§ **The problem**
State how many lines hold the string "Coordinate". Give the number and nothing else.

§ **Material shown**

-------

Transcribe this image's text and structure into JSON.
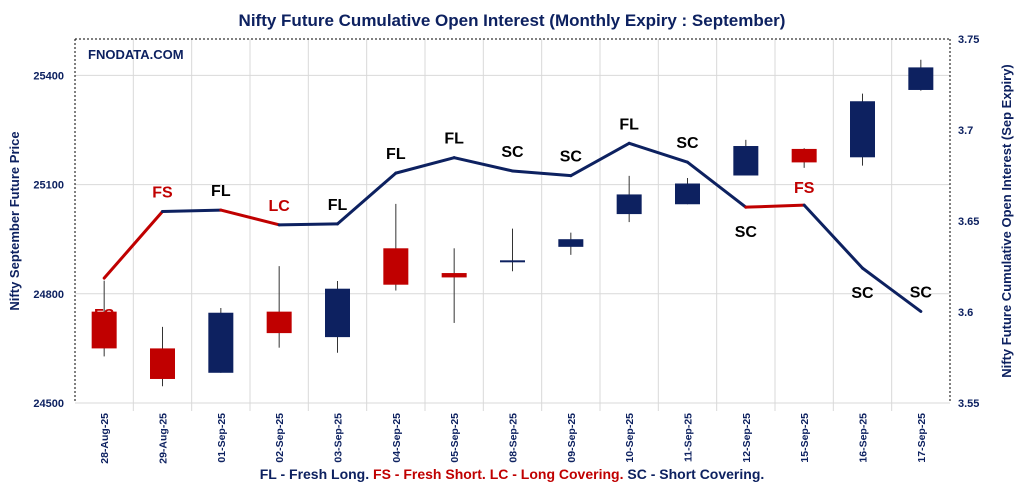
{
  "chart_data": {
    "type": "candlestick-with-line",
    "title": "Nifty Future Cumulative Open Interest (Monthly Expiry : September)",
    "watermark": "FNODATA.COM",
    "ylabel_left": "Nifty September Future Price",
    "ylabel_right": "Nifty Future Cumulative Open Interest (Sep Expiry)",
    "ylim_left": [
      24500,
      25500
    ],
    "yticks_left": [
      24500,
      24800,
      25100,
      25400
    ],
    "ylim_right": [
      3.55,
      3.75
    ],
    "yticks_right": [
      "3.55",
      "3.6",
      "3.65",
      "3.7",
      "3.75"
    ],
    "grid": true,
    "categories": [
      "28-Aug-25",
      "29-Aug-25",
      "01-Sep-25",
      "02-Sep-25",
      "03-Sep-25",
      "04-Sep-25",
      "05-Sep-25",
      "08-Sep-25",
      "09-Sep-25",
      "10-Sep-25",
      "11-Sep-25",
      "12-Sep-25",
      "15-Sep-25",
      "16-Sep-25",
      "17-Sep-25"
    ],
    "candles": [
      {
        "open": 24751,
        "high": 24836,
        "low": 24628,
        "close": 24650
      },
      {
        "open": 24650,
        "high": 24709,
        "low": 24546,
        "close": 24566
      },
      {
        "open": 24583,
        "high": 24761,
        "low": 24583,
        "close": 24748
      },
      {
        "open": 24751,
        "high": 24876,
        "low": 24652,
        "close": 24692
      },
      {
        "open": 24681,
        "high": 24835,
        "low": 24638,
        "close": 24814
      },
      {
        "open": 24925,
        "high": 25047,
        "low": 24809,
        "close": 24825
      },
      {
        "open": 24857,
        "high": 24925,
        "low": 24720,
        "close": 24845
      },
      {
        "open": 24890,
        "high": 24979,
        "low": 24862,
        "close": 24892
      },
      {
        "open": 24929,
        "high": 24968,
        "low": 24907,
        "close": 24950
      },
      {
        "open": 25019,
        "high": 25124,
        "low": 24997,
        "close": 25073
      },
      {
        "open": 25046,
        "high": 25118,
        "low": 25046,
        "close": 25103
      },
      {
        "open": 25125,
        "high": 25223,
        "low": 25125,
        "close": 25206
      },
      {
        "open": 25198,
        "high": 25200,
        "low": 25146,
        "close": 25161
      },
      {
        "open": 25175,
        "high": 25350,
        "low": 25152,
        "close": 25329
      },
      {
        "open": 25360,
        "high": 25443,
        "low": 25358,
        "close": 25422
      }
    ],
    "open_interest": [
      3.6186,
      3.6552,
      3.656,
      3.6479,
      3.6484,
      3.6763,
      3.6848,
      3.6775,
      3.6749,
      3.6927,
      3.6823,
      3.6576,
      3.6587,
      3.6241,
      3.6003
    ],
    "annotations": [
      {
        "text": "FS",
        "placement": "above"
      },
      {
        "text": "FS",
        "placement": "above"
      },
      {
        "text": "FL",
        "placement": "above"
      },
      {
        "text": "LC",
        "placement": "above"
      },
      {
        "text": "FL",
        "placement": "above"
      },
      {
        "text": "FL",
        "placement": "above"
      },
      {
        "text": "FL",
        "placement": "above"
      },
      {
        "text": "SC",
        "placement": "above"
      },
      {
        "text": "SC",
        "placement": "above"
      },
      {
        "text": "FL",
        "placement": "above"
      },
      {
        "text": "SC",
        "placement": "above"
      },
      {
        "text": "SC",
        "placement": "below"
      },
      {
        "text": "FS",
        "placement": "above"
      },
      {
        "text": "SC",
        "placement": "below"
      },
      {
        "text": "SC",
        "placement": "above"
      }
    ],
    "colors": {
      "bullish": "#0d2160",
      "bearish": "#c00000",
      "line": "#0d2160",
      "line_bearish": "#c00000",
      "text": "#0d2160",
      "grid": "#d9d9d9",
      "label_default": "#000000"
    },
    "legend": [
      {
        "text": "FL - Fresh Long.",
        "color": "#0d2160"
      },
      {
        "text": "FS - Fresh Short. LC - Long Covering.",
        "color": "#c00000"
      },
      {
        "text": "SC - Short Covering.",
        "color": "#0d2160"
      }
    ],
    "legend_placement": "bottom"
  }
}
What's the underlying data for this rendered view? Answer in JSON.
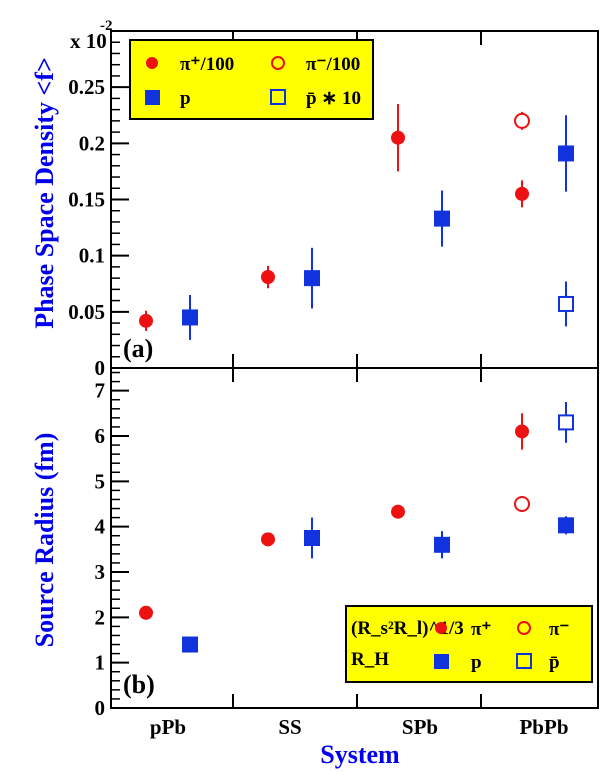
{
  "colors": {
    "pion": "#ee1111",
    "proton": "#1133dd",
    "legend_bg": "#ffff00",
    "axis_label": "#0000ee"
  },
  "chart_data": [
    {
      "type": "scatter",
      "panel_label": "(a)",
      "ylabel": "Phase Space Density <f>",
      "y_multiplier": "x 10",
      "y_multiplier_exp": "-2",
      "ylim": [
        0,
        0.3
      ],
      "yticks": [
        "0",
        "0.05",
        "0.1",
        "0.15",
        "0.2",
        "0.25"
      ],
      "categories": [
        "pPb",
        "SS",
        "SPb",
        "PbPb"
      ],
      "legend_position": "top-left",
      "legend": [
        {
          "symbol": "pi-plus",
          "label": "π⁺/100"
        },
        {
          "symbol": "pi-minus",
          "label": "π⁻/100"
        },
        {
          "symbol": "p",
          "label": "p"
        },
        {
          "symbol": "pbar",
          "label": "p̄ ∗ 10"
        }
      ],
      "series": [
        {
          "name": "π⁺/100",
          "marker": "filled-circle",
          "color": "pion",
          "offset": -1,
          "points": [
            {
              "cat": "pPb",
              "y": 0.042,
              "err": 0.009
            },
            {
              "cat": "SS",
              "y": 0.081,
              "err": 0.01
            },
            {
              "cat": "SPb",
              "y": 0.205,
              "err": 0.03
            },
            {
              "cat": "PbPb",
              "y": 0.155,
              "err": 0.012
            }
          ]
        },
        {
          "name": "π⁻/100",
          "marker": "open-circle",
          "color": "pion",
          "offset": -1,
          "points": [
            {
              "cat": "PbPb",
              "y": 0.22,
              "err": 0.008
            }
          ]
        },
        {
          "name": "p",
          "marker": "filled-square",
          "color": "proton",
          "offset": 1,
          "points": [
            {
              "cat": "pPb",
              "y": 0.045,
              "err": 0.02
            },
            {
              "cat": "SS",
              "y": 0.08,
              "err": 0.027
            },
            {
              "cat": "SPb",
              "y": 0.133,
              "err": 0.025
            },
            {
              "cat": "PbPb",
              "y": 0.191,
              "err": 0.034
            }
          ]
        },
        {
          "name": "p̄ ∗ 10",
          "marker": "open-square",
          "color": "proton",
          "offset": 1,
          "points": [
            {
              "cat": "PbPb",
              "y": 0.057,
              "err": 0.02
            }
          ]
        }
      ]
    },
    {
      "type": "scatter",
      "panel_label": "(b)",
      "ylabel": "Source Radius (fm)",
      "xlabel": "System",
      "ylim": [
        0,
        7.5
      ],
      "yticks": [
        "0",
        "1",
        "2",
        "3",
        "4",
        "5",
        "6",
        "7"
      ],
      "categories": [
        "pPb",
        "SS",
        "SPb",
        "PbPb"
      ],
      "legend_position": "bottom-right",
      "legend": [
        {
          "symbol": "pi-plus",
          "row_label": "(R_s²R_l)^1/3",
          "label": "π⁺"
        },
        {
          "symbol": "pi-minus",
          "label": "π⁻"
        },
        {
          "symbol": "p",
          "row_label": "R_H",
          "label": "p"
        },
        {
          "symbol": "pbar",
          "label": "p̄"
        }
      ],
      "series": [
        {
          "name": "(R_s²R_l)^1/3 π⁺",
          "marker": "filled-circle",
          "color": "pion",
          "offset": -1,
          "points": [
            {
              "cat": "pPb",
              "y": 2.1,
              "err": 0.15
            },
            {
              "cat": "SS",
              "y": 3.72,
              "err": 0.15
            },
            {
              "cat": "SPb",
              "y": 4.33,
              "err": 0.15
            },
            {
              "cat": "PbPb",
              "y": 6.1,
              "err": 0.4
            }
          ]
        },
        {
          "name": "(R_s²R_l)^1/3 π⁻",
          "marker": "open-circle",
          "color": "pion",
          "offset": -1,
          "points": [
            {
              "cat": "PbPb",
              "y": 4.5,
              "err": 0.1
            }
          ]
        },
        {
          "name": "R_H p",
          "marker": "filled-square",
          "color": "proton",
          "offset": 1,
          "points": [
            {
              "cat": "pPb",
              "y": 1.4,
              "err": 0.1
            },
            {
              "cat": "SS",
              "y": 3.75,
              "err": 0.45
            },
            {
              "cat": "SPb",
              "y": 3.6,
              "err": 0.3
            },
            {
              "cat": "PbPb",
              "y": 4.03,
              "err": 0.2
            }
          ]
        },
        {
          "name": "R_H p̄",
          "marker": "open-square",
          "color": "proton",
          "offset": 1,
          "points": [
            {
              "cat": "PbPb",
              "y": 6.3,
              "err": 0.45
            }
          ]
        }
      ]
    }
  ]
}
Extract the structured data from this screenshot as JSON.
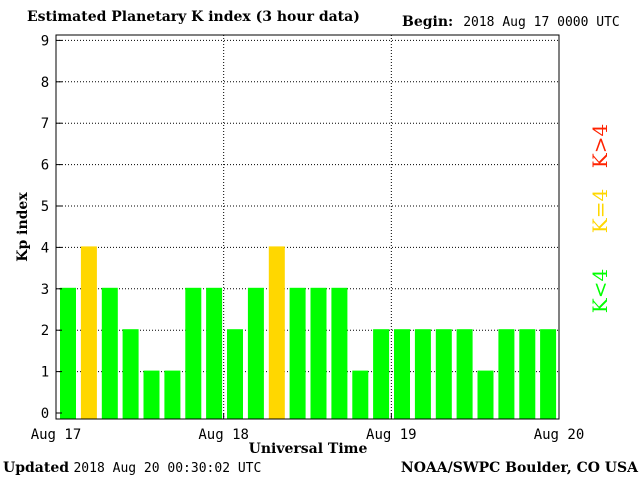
{
  "header": {
    "title": "Estimated Planetary K index (3 hour data)",
    "begin_label": "Begin:",
    "begin_value": "2018 Aug 17 0000 UTC"
  },
  "footer": {
    "updated_label": "Updated",
    "updated_value": "2018 Aug 20 00:30:02 UTC",
    "credit": "NOAA/SWPC Boulder, CO USA"
  },
  "colors": {
    "below_storm": "#00ff00",
    "storm_threshold": "#ffd700",
    "storm": "#ff2200"
  },
  "legend": [
    {
      "label": "K<4",
      "color": "#00ff00"
    },
    {
      "label": "K=4",
      "color": "#ffd700"
    },
    {
      "label": "K>4",
      "color": "#ff2200"
    }
  ],
  "chart_data": {
    "type": "bar",
    "title": "Estimated Planetary K index (3 hour data)",
    "xlabel": "Universal Time",
    "ylabel": "Kp index",
    "ylim": [
      0,
      9
    ],
    "yticks": [
      0,
      1,
      2,
      3,
      4,
      5,
      6,
      7,
      8,
      9
    ],
    "x_tick_labels": [
      "Aug 17",
      "Aug 18",
      "Aug 19",
      "Aug 20"
    ],
    "grid": true,
    "legend_position": "right",
    "values": [
      3,
      4,
      3,
      2,
      1,
      1,
      3,
      3,
      2,
      3,
      4,
      3,
      3,
      3,
      1,
      2,
      2,
      2,
      2,
      2,
      1,
      2,
      2,
      2
    ]
  }
}
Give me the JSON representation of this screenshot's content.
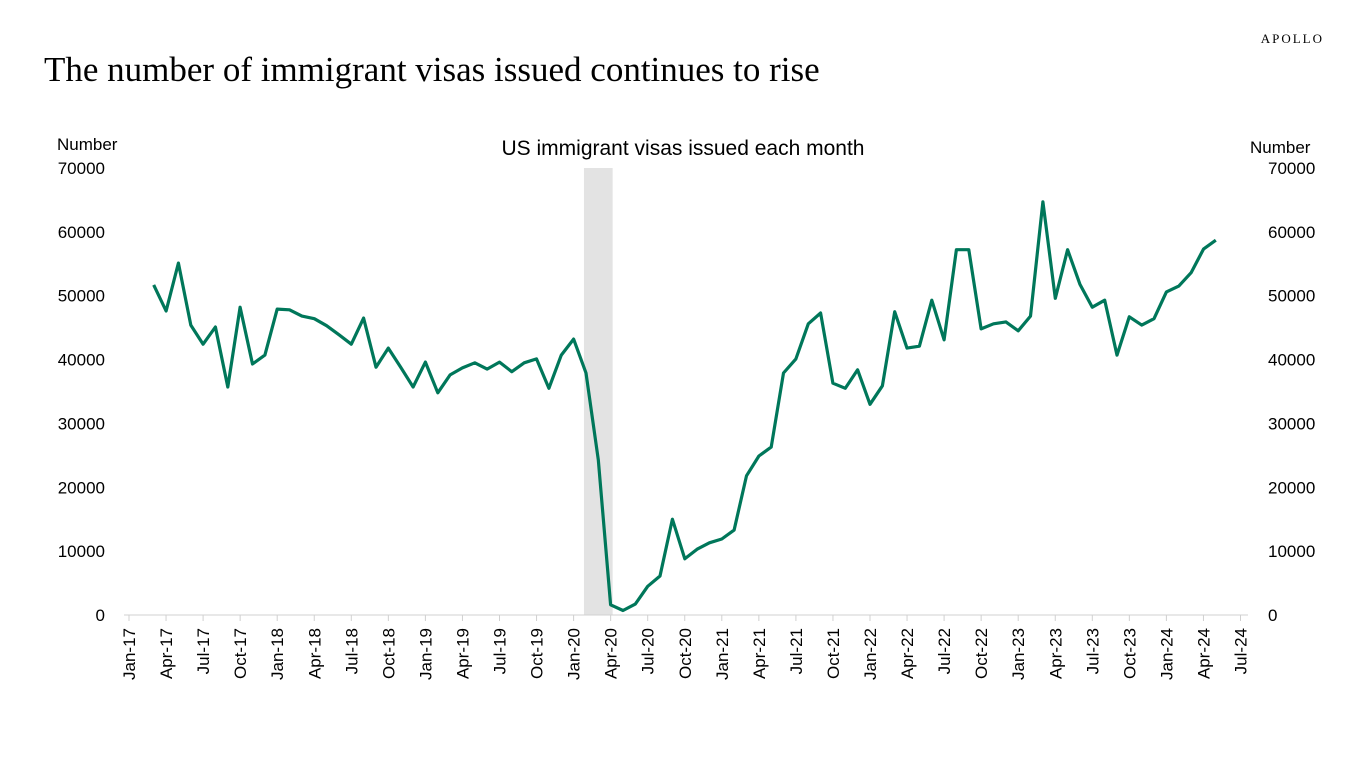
{
  "brand": "APOLLO",
  "title": "The number of immigrant visas issued continues to rise",
  "chart_data": {
    "type": "line",
    "title": "US immigrant visas issued each month",
    "ylabel_left": "Number",
    "ylabel_right": "Number",
    "ylim": [
      0,
      70000
    ],
    "yticks": [
      0,
      10000,
      20000,
      30000,
      40000,
      50000,
      60000,
      70000
    ],
    "xtick_labels": [
      "Jan-17",
      "Apr-17",
      "Jul-17",
      "Oct-17",
      "Jan-18",
      "Apr-18",
      "Jul-18",
      "Oct-18",
      "Jan-19",
      "Apr-19",
      "Jul-19",
      "Oct-19",
      "Jan-20",
      "Apr-20",
      "Jul-20",
      "Oct-20",
      "Jan-21",
      "Apr-21",
      "Jul-21",
      "Oct-21",
      "Jan-22",
      "Apr-22",
      "Jul-22",
      "Oct-22",
      "Jan-23",
      "Apr-23",
      "Jul-23",
      "Oct-23",
      "Jan-24",
      "Apr-24",
      "Jul-24"
    ],
    "xlim": [
      "2017-01",
      "2024-07"
    ],
    "start": "2017-03",
    "frequency": "monthly",
    "shaded_region": [
      "2020-02",
      "2020-04"
    ],
    "line_color": "#00775A",
    "shade_color": "#E3E3E3",
    "grid": false,
    "values": [
      51700,
      47600,
      55100,
      45400,
      42400,
      45100,
      35700,
      48200,
      39300,
      40700,
      47900,
      47800,
      46800,
      46400,
      45300,
      43900,
      42400,
      46500,
      38800,
      41800,
      38800,
      35700,
      39600,
      34800,
      37600,
      38700,
      39500,
      38500,
      39600,
      38100,
      39500,
      40100,
      35500,
      40700,
      43200,
      37900,
      24300,
      1600,
      700,
      1700,
      4500,
      6100,
      15000,
      8800,
      10300,
      11300,
      11900,
      13300,
      21800,
      24900,
      26300,
      37900,
      40100,
      45600,
      47300,
      36300,
      35500,
      38400,
      33000,
      35900,
      47500,
      41800,
      42100,
      49300,
      43100,
      57200,
      57200,
      44800,
      45600,
      45900,
      44500,
      46800,
      64700,
      49600,
      57200,
      51800,
      48200,
      49300,
      40700,
      46700,
      45400,
      46400,
      50600,
      51500,
      53600,
      57300,
      58700
    ]
  }
}
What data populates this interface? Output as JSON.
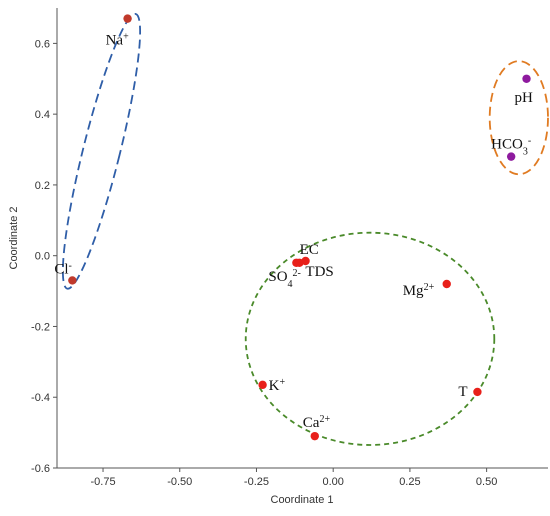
{
  "chart_data": {
    "type": "scatter",
    "xlabel": "Coordinate 1",
    "ylabel": "Coordinate 2",
    "xlim": [
      -0.9,
      0.7
    ],
    "ylim": [
      -0.6,
      0.7
    ],
    "xticks": [
      "-0.75",
      "-0.50",
      "-0.25",
      "0.00",
      "0.25",
      "0.50"
    ],
    "xtick_values": [
      -0.75,
      -0.5,
      -0.25,
      0,
      0.25,
      0.5
    ],
    "yticks": [
      "0.6",
      "0.4",
      "0.2",
      "0.0",
      "-0.2",
      "-0.4",
      "-0.6"
    ],
    "ytick_values": [
      0.6,
      0.4,
      0.2,
      0,
      -0.2,
      -0.4,
      -0.6
    ],
    "grid": false,
    "points": [
      {
        "id": "na",
        "label": "Na⁺",
        "x": -0.67,
        "y": 0.67,
        "color": "#c0392b",
        "text": [
          {
            "t": "Na"
          },
          {
            "t": "+",
            "s": "sup"
          }
        ]
      },
      {
        "id": "cl",
        "label": "Cl⁻",
        "x": -0.85,
        "y": -0.07,
        "color": "#c0392b",
        "text": [
          {
            "t": "Cl"
          },
          {
            "t": "-",
            "s": "sup"
          }
        ]
      },
      {
        "id": "ph",
        "label": "pH",
        "x": 0.63,
        "y": 0.5,
        "color": "#8e1a9e",
        "text": [
          {
            "t": "pH"
          }
        ]
      },
      {
        "id": "hco3",
        "label": "HCO₃⁻",
        "x": 0.58,
        "y": 0.28,
        "color": "#8e1a9e",
        "text": [
          {
            "t": "HCO"
          },
          {
            "t": "3",
            "s": "sub"
          },
          {
            "t": "-",
            "s": "sup"
          }
        ]
      },
      {
        "id": "ec",
        "label": "EC",
        "x": -0.09,
        "y": -0.015,
        "color": "#e8201a",
        "text": [
          {
            "t": "EC"
          }
        ]
      },
      {
        "id": "tds",
        "label": "TDS",
        "x": -0.11,
        "y": -0.02,
        "color": "#e8201a",
        "text": [
          {
            "t": "TDS"
          }
        ]
      },
      {
        "id": "so4",
        "label": "SO₄²⁻",
        "x": -0.12,
        "y": -0.02,
        "color": "#e8201a",
        "text": [
          {
            "t": "SO"
          },
          {
            "t": "4",
            "s": "sub"
          },
          {
            "t": "2-",
            "s": "sup"
          }
        ]
      },
      {
        "id": "mg",
        "label": "Mg²⁺",
        "x": 0.37,
        "y": -0.08,
        "color": "#e8201a",
        "text": [
          {
            "t": "Mg"
          },
          {
            "t": "2+",
            "s": "sup"
          }
        ]
      },
      {
        "id": "k",
        "label": "K⁺",
        "x": -0.23,
        "y": -0.365,
        "color": "#e8201a",
        "text": [
          {
            "t": "K"
          },
          {
            "t": "+",
            "s": "sup"
          }
        ]
      },
      {
        "id": "t",
        "label": "T",
        "x": 0.47,
        "y": -0.385,
        "color": "#e8201a",
        "text": [
          {
            "t": "T"
          }
        ]
      },
      {
        "id": "ca",
        "label": "Ca²⁺",
        "x": -0.06,
        "y": -0.51,
        "color": "#e8201a",
        "text": [
          {
            "t": "Ca"
          },
          {
            "t": "2+",
            "s": "sup"
          }
        ]
      }
    ],
    "clusters": [
      {
        "id": "blue",
        "color": "#2f5ea8",
        "dash": "9,5",
        "cx": -0.755,
        "cy": 0.295,
        "rx": 0.06,
        "ry": 0.4,
        "rotate": 14
      },
      {
        "id": "orange",
        "color": "#e07b22",
        "dash": "9,5",
        "cx": 0.605,
        "cy": 0.39,
        "rx": 0.095,
        "ry": 0.16,
        "rotate": 0
      },
      {
        "id": "green",
        "color": "#4a8a2a",
        "dash": "5,4",
        "cx": 0.12,
        "cy": -0.235,
        "rx": 0.405,
        "ry": 0.3,
        "rotate": 0
      }
    ]
  }
}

-------

§ **Output for this exercise**
2